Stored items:
....................

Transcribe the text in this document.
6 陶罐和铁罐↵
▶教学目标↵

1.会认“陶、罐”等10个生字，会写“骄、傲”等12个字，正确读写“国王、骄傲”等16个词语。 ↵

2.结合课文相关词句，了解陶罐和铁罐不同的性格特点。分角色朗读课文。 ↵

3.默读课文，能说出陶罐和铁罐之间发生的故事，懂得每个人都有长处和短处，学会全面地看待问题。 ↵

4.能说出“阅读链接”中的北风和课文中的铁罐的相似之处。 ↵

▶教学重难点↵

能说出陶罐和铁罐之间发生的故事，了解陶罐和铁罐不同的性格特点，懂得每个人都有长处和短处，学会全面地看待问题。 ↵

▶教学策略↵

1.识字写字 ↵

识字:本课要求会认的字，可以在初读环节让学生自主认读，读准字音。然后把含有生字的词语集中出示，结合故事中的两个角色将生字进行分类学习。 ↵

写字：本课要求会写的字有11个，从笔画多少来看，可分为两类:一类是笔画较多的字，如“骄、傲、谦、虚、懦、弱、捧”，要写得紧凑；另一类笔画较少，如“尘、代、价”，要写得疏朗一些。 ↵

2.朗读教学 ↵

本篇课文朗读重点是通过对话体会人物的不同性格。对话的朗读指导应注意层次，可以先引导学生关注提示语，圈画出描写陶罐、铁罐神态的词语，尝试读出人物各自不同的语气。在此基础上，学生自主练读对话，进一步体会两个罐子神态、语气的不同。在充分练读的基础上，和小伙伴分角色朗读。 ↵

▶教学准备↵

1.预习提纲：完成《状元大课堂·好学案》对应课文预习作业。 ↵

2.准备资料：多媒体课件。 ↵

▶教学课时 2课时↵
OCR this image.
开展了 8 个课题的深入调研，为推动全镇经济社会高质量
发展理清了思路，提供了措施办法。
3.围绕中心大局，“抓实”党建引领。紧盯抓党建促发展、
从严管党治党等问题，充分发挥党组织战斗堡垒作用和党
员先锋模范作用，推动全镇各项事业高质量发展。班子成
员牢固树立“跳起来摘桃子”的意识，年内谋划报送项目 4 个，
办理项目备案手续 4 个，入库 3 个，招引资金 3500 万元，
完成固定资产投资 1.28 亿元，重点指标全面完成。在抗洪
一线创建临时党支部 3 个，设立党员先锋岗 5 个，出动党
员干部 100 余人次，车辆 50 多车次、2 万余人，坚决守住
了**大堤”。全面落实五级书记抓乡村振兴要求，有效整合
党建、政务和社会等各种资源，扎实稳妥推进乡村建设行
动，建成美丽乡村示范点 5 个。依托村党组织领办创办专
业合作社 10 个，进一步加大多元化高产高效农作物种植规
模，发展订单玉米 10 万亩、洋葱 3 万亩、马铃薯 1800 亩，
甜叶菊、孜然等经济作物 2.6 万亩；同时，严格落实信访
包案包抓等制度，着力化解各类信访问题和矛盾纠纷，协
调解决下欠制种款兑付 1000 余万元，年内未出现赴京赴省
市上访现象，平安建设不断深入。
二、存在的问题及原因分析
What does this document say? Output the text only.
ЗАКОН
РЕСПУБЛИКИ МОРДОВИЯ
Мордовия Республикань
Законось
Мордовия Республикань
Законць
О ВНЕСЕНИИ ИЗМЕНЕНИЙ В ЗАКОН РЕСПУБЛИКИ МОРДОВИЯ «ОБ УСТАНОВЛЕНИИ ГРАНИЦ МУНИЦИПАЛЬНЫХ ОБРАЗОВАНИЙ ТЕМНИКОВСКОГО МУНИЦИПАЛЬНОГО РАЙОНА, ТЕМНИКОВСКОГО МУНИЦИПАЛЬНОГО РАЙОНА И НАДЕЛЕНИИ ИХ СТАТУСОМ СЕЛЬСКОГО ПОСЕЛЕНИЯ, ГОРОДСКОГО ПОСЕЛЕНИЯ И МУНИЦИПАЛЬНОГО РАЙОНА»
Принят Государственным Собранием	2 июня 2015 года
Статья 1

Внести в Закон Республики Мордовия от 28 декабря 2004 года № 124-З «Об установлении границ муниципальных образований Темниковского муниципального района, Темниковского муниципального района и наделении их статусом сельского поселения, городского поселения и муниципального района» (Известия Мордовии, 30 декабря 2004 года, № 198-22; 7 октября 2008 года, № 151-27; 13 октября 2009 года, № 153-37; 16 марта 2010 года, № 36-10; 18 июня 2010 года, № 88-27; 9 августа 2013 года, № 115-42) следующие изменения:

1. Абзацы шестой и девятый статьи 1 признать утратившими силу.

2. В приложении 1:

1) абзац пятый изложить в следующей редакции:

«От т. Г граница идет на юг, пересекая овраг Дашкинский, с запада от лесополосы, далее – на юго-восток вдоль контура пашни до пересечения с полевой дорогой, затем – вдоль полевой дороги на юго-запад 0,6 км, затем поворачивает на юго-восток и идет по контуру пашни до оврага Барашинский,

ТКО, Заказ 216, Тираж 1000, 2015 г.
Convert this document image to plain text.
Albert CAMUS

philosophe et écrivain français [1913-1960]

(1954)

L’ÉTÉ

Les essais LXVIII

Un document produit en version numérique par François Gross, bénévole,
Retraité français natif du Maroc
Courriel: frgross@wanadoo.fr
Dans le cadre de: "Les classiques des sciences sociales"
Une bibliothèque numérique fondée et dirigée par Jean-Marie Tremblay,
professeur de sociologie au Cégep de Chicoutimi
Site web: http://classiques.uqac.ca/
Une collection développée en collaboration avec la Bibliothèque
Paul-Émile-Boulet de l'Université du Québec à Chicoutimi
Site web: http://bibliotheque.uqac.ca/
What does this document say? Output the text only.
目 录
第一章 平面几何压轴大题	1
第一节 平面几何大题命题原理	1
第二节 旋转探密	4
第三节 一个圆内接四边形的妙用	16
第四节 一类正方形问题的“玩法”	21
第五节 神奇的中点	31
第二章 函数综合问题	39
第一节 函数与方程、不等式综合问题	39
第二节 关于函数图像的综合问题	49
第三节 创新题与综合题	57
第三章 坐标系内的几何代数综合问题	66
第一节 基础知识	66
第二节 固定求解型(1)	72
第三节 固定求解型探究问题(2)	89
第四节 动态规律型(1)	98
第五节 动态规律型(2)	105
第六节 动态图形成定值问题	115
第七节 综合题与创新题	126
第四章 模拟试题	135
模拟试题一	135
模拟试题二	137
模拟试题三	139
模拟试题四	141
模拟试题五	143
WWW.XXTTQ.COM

....................

■ JOB: Every entry in the listing must be retyped exactly.

■ EXERCISE OUTPUT:
Transcribe the text in this document.
6 陶罐和铁罐↵
▶教学目标↵

1.会认“陶、罐”等10个生字，会写“骄、傲”等12个字，正确读写“国王、骄傲”等16个词语。 ↵

2.结合课文相关词句，了解陶罐和铁罐不同的性格特点。分角色朗读课文。 ↵

3.默读课文，能说出陶罐和铁罐之间发生的故事，懂得每个人都有长处和短处，学会全面地看待问题。 ↵

4.能说出“阅读链接”中的北风和课文中的铁罐的相似之处。 ↵

▶教学重难点↵

能说出陶罐和铁罐之间发生的故事，了解陶罐和铁罐不同的性格特点，懂得每个人都有长处和短处，学会全面地看待问题。 ↵

▶教学策略↵

1.识字写字 ↵

识字:本课要求会认的字，可以在初读环节让学生自主认读，读准字音。然后把含有生字的词语集中出示，结合故事中的两个角色将生字进行分类学习。 ↵

写字：本课要求会写的字有11个，从笔画多少来看，可分为两类:一类是笔画较多的字，如“骄、傲、谦、虚、懦、弱、捧”，要写得紧凑；另一类笔画较少，如“尘、代、价”，要写得疏朗一些。 ↵

2.朗读教学 ↵

本篇课文朗读重点是通过对话体会人物的不同性格。对话的朗读指导应注意层次，可以先引导学生关注提示语，圈画出描写陶罐、铁罐神态的词语，尝试读出人物各自不同的语气。在此基础上，学生自主练读对话，进一步体会两个罐子神态、语气的不同。在充分练读的基础上，和小伙伴分角色朗读。 ↵

▶教学准备↵

1.预习提纲：完成《状元大课堂·好学案》对应课文预习作业。 ↵

2.准备资料：多媒体课件。 ↵

▶教学课时 2课时↵
OCR this image.
开展了 8 个课题的深入调研，为推动全镇经济社会高质量
发展理清了思路，提供了措施办法。
3.围绕中心大局，“抓实”党建引领。紧盯抓党建促发展、
从严管党治党等问题，充分发挥党组织战斗堡垒作用和党
员先锋模范作用，推动全镇各项事业高质量发展。班子成
员牢固树立“跳起来摘桃子”的意识，年内谋划报送项目 4 个，
办理项目备案手续 4 个，入库 3 个，招引资金 3500 万元，
完成固定资产投资 1.28 亿元，重点指标全面完成。在抗洪
一线创建临时党支部 3 个，设立党员先锋岗 5 个，出动党
员干部 100 余人次，车辆 50 多车次、2 万余人，坚决守住
了**大堤”。全面落实五级书记抓乡村振兴要求，有效整合
党建、政务和社会等各种资源，扎实稳妥推进乡村建设行
动，建成美丽乡村示范点 5 个。依托村党组织领办创办专
业合作社 10 个，进一步加大多元化高产高效农作物种植规
模，发展订单玉米 10 万亩、洋葱 3 万亩、马铃薯 1800 亩，
甜叶菊、孜然等经济作物 2.6 万亩；同时，严格落实信访
包案包抓等制度，着力化解各类信访问题和矛盾纠纷，协
调解决下欠制种款兑付 1000 余万元，年内未出现赴京赴省
市上访现象，平安建设不断深入。
二、存在的问题及原因分析
What does this document say? Output the text only.
ЗАКОН
РЕСПУБЛИКИ МОРДОВИЯ
Мордовия Республикань
Законось
Мордовия Республикань
Законць
О ВНЕСЕНИИ ИЗМЕНЕНИЙ В ЗАКОН РЕСПУБЛИКИ МОРДОВИЯ «ОБ УСТАНОВЛЕНИИ ГРАНИЦ МУНИЦИПАЛЬНЫХ ОБРАЗОВАНИЙ ТЕМНИКОВСКОГО МУНИЦИПАЛЬНОГО РАЙОНА, ТЕМНИКОВСКОГО МУНИЦИПАЛЬНОГО РАЙОНА И НАДЕЛЕНИИ ИХ СТАТУСОМ СЕЛЬСКОГО ПОСЕЛЕНИЯ, ГОРОДСКОГО ПОСЕЛЕНИЯ И МУНИЦИПАЛЬНОГО РАЙОНА»
Принят Государственным Собранием	2 июня 2015 года
Статья 1

Внести в Закон Республики Мордовия от 28 декабря 2004 года № 124-З «Об установлении границ муниципальных образований Темниковского муниципального района, Темниковского муниципального района и наделении их статусом сельского поселения, городского поселения и муниципального района» (Известия Мордовии, 30 декабря 2004 года, № 198-22; 7 октября 2008 года, № 151-27; 13 октября 2009 года, № 153-37; 16 марта 2010 года, № 36-10; 18 июня 2010 года, № 88-27; 9 августа 2013 года, № 115-42) следующие изменения:

1. Абзацы шестой и девятый статьи 1 признать утратившими силу.

2. В приложении 1:

1) абзац пятый изложить в следующей редакции:

«От т. Г граница идет на юг, пересекая овраг Дашкинский, с запада от лесополосы, далее – на юго-восток вдоль контура пашни до пересечения с полевой дорогой, затем – вдоль полевой дороги на юго-запад 0,6 км, затем поворачивает на юго-восток и идет по контуру пашни до оврага Барашинский,

ТКО, Заказ 216, Тираж 1000, 2015 г.
Convert this document image to plain text.
Albert CAMUS

philosophe et écrivain français [1913-1960]

(1954)

L’ÉTÉ

Les essais LXVIII

Un document produit en version numérique par François Gross, bénévole,
Retraité français natif du Maroc
Courriel: frgross@wanadoo.fr
Dans le cadre de: "Les classiques des sciences sociales"
Une bibliothèque numérique fondée et dirigée par Jean-Marie Tremblay,
professeur de sociologie au Cégep de Chicoutimi
Site web: http://classiques.uqac.ca/
Une collection développée en collaboration avec la Bibliothèque
Paul-Émile-Boulet de l'Université du Québec à Chicoutimi
Site web: http://bibliotheque.uqac.ca/
What does this document say? Output the text only.
目 录
第一章 平面几何压轴大题	1
第一节 平面几何大题命题原理	1
第二节 旋转探密	4
第三节 一个圆内接四边形的妙用	16
第四节 一类正方形问题的“玩法”	21
第五节 神奇的中点	31
第二章 函数综合问题	39
第一节 函数与方程、不等式综合问题	39
第二节 关于函数图像的综合问题	49
第三节 创新题与综合题	57
第三章 坐标系内的几何代数综合问题	66
第一节 基础知识	66
第二节 固定求解型(1)	72
第三节 固定求解型探究问题(2)	89
第四节 动态规律型(1)	98
第五节 动态规律型(2)	105
第六节 动态图形成定值问题	115
第七节 综合题与创新题	126
第四章 模拟试题	135
模拟试题一	135
模拟试题二	137
模拟试题三	139
模拟试题四	141
模拟试题五	143
WWW.XXTTQ.COM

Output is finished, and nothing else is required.